[Brief] Filter the entries and keep only the lines where the string "Tonight" appears.

[Data excerpts]
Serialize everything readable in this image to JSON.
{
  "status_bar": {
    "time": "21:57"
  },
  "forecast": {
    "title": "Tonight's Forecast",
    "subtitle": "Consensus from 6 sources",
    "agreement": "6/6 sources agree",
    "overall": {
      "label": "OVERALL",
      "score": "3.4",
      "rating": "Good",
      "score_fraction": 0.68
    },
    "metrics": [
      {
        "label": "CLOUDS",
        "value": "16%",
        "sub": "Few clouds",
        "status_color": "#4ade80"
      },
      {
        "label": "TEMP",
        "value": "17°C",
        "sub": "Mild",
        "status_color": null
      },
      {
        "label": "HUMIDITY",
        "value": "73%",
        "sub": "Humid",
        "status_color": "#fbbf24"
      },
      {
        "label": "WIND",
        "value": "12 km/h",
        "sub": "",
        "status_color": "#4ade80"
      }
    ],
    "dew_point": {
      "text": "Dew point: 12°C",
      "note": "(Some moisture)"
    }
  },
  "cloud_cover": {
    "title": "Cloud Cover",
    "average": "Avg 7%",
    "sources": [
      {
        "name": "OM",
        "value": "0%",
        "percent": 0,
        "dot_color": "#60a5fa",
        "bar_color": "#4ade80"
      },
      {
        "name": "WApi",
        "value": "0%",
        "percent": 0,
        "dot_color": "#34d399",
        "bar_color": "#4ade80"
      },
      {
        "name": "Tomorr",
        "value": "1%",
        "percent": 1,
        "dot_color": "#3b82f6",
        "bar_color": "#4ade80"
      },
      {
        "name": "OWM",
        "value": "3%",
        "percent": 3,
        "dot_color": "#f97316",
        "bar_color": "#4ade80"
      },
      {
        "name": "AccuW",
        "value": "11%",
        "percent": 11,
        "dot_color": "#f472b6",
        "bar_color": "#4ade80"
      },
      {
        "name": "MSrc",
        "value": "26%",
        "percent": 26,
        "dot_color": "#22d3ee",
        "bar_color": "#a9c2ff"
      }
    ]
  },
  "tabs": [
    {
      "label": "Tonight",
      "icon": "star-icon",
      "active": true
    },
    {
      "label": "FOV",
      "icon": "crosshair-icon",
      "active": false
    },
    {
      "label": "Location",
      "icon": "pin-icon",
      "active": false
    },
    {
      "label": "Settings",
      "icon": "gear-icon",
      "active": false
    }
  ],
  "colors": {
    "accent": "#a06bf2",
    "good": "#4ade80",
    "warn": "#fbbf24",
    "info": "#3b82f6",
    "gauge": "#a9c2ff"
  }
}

[Exercise response]
    "title": "Tonight's Forecast",
      "label": "Tonight",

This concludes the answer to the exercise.